Collection entries:
"""

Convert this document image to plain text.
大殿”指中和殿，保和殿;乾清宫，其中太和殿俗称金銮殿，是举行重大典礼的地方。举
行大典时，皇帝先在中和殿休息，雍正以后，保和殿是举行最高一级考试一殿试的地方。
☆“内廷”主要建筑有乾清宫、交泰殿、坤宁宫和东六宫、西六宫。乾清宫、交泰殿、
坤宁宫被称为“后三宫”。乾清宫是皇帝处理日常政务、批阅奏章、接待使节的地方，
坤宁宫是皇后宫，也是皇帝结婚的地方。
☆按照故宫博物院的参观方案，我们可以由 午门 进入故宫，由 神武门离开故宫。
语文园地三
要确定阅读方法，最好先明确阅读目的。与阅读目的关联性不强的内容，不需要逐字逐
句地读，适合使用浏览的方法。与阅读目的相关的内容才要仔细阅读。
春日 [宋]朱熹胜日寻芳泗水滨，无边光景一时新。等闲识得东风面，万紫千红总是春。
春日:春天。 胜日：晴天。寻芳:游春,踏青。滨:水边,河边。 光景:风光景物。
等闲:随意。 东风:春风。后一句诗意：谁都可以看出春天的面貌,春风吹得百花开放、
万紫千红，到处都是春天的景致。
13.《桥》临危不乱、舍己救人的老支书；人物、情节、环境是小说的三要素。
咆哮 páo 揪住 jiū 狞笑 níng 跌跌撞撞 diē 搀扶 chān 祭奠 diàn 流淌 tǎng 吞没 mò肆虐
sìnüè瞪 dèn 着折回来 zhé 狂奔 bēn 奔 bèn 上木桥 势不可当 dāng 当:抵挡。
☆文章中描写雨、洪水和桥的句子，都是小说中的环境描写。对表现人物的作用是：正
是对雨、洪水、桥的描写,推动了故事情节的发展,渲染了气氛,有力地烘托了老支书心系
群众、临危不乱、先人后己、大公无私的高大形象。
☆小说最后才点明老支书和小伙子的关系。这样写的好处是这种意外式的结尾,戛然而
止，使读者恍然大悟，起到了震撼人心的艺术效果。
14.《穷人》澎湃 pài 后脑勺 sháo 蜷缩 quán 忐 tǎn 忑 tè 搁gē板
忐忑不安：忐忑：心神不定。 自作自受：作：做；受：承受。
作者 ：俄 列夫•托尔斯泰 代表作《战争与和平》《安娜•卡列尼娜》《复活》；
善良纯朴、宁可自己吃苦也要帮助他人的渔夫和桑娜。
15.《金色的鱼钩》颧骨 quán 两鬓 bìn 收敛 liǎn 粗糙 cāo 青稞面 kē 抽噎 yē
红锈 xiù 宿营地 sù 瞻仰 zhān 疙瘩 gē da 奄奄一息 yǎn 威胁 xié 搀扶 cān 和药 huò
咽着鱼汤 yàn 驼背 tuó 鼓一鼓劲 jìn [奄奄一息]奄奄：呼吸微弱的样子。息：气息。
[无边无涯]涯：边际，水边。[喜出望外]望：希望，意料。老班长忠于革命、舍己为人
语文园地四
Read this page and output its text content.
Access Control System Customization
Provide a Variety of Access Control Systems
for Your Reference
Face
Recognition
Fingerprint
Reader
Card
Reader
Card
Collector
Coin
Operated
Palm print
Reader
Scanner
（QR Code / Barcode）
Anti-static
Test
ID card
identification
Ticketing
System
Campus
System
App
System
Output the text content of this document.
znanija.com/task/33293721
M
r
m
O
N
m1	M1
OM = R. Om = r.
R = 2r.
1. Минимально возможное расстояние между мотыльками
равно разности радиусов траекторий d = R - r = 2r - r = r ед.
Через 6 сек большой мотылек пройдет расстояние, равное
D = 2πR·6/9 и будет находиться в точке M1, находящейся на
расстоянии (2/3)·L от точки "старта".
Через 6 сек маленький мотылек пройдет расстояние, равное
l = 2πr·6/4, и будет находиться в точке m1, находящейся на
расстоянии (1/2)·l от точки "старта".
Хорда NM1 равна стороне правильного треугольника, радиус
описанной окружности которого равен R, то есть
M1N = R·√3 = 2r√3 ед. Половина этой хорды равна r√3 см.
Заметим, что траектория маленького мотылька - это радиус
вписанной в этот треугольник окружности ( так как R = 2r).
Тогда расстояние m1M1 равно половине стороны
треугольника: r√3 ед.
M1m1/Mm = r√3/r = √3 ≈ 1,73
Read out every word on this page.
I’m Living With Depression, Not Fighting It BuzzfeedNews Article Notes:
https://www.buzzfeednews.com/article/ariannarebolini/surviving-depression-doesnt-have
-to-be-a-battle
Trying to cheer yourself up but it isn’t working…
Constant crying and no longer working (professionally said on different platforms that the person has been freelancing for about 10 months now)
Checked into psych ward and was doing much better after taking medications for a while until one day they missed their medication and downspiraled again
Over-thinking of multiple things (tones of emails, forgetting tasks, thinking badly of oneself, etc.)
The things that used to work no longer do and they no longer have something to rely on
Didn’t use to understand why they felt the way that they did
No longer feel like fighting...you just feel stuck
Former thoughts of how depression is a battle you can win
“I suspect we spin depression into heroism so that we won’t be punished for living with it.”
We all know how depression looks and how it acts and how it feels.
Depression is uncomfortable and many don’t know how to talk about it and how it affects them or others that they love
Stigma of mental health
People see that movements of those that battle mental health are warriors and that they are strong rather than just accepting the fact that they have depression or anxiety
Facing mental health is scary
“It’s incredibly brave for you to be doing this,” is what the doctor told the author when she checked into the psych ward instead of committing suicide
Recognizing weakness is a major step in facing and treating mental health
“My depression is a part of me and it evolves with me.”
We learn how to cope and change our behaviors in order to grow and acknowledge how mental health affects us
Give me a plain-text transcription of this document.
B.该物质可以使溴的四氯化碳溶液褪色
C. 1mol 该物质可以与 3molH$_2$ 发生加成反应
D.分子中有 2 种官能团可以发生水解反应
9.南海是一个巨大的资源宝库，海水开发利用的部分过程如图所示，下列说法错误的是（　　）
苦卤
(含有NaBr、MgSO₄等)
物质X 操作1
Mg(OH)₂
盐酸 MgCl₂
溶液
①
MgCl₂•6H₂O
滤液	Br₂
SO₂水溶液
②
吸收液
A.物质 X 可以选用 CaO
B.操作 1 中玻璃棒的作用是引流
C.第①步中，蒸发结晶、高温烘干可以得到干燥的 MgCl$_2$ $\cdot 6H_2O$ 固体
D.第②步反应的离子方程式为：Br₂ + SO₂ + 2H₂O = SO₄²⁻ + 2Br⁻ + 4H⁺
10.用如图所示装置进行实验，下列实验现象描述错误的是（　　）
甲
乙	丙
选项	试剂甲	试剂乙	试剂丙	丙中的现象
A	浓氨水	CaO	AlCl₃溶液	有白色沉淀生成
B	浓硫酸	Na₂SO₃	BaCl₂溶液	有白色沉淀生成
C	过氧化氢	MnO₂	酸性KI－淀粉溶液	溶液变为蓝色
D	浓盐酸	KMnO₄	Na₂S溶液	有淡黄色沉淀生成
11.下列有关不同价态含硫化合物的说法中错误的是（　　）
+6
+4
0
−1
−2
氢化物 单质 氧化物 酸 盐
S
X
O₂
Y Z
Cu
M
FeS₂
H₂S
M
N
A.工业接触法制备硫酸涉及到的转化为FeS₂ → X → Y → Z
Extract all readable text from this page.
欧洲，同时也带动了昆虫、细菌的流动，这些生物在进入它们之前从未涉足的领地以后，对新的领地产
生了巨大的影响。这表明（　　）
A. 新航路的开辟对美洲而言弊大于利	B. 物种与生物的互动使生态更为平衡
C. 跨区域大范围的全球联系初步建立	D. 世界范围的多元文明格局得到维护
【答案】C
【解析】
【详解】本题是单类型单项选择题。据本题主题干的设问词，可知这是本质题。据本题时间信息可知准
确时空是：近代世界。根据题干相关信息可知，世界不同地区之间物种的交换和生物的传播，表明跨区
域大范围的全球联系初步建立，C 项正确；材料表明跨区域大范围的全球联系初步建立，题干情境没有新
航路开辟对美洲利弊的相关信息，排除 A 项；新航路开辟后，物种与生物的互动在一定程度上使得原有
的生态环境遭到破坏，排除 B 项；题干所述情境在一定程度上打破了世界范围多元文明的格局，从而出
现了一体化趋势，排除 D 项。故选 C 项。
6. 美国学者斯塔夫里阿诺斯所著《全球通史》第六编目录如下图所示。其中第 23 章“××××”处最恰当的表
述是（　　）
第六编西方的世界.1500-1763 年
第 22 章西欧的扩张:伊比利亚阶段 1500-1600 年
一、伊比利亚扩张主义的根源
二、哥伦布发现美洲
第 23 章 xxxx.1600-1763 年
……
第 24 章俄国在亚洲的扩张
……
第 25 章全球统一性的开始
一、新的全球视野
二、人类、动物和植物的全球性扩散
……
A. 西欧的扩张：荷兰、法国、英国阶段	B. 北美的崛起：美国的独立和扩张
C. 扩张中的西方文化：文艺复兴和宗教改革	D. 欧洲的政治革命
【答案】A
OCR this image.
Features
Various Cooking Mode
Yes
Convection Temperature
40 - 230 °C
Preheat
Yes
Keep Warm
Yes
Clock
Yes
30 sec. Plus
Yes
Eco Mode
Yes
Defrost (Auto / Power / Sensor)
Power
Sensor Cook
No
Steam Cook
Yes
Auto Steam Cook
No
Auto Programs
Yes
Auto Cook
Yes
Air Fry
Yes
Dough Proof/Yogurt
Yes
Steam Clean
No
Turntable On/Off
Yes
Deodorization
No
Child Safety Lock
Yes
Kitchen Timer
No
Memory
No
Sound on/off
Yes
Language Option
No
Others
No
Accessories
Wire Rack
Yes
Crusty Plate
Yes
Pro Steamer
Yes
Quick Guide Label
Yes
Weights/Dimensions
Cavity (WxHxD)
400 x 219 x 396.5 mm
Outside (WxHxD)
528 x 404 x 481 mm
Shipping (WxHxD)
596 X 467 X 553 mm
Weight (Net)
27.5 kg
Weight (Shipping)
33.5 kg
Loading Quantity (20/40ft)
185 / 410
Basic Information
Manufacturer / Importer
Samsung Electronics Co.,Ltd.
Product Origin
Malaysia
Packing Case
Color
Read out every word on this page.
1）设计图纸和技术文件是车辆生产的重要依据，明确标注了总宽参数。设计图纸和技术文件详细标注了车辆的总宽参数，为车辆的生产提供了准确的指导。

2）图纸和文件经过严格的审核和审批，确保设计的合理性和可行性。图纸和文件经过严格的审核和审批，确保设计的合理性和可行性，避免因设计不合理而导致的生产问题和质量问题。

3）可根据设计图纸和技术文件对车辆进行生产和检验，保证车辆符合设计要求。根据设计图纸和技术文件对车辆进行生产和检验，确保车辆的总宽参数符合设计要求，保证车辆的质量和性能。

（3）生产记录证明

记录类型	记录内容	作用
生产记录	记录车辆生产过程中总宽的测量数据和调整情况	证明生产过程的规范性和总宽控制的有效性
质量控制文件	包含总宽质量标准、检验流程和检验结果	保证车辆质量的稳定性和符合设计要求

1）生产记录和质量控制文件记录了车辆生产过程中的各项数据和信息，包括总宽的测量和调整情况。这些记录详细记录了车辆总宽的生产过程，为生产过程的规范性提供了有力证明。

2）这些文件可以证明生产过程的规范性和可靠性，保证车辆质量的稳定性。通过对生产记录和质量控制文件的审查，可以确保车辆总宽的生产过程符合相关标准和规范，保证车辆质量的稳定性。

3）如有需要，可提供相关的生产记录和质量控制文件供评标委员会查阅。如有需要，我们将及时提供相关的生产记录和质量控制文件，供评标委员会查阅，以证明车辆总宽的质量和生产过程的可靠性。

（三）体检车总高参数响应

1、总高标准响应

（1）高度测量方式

"""

Written task: Locate the word "working" in the records above, and return each line that has it.

Written response:
Trying to cheer yourself up but it isn’t working…
Constant crying and no longer working (professionally said on different platforms that the person has been freelancing for about 10 months now)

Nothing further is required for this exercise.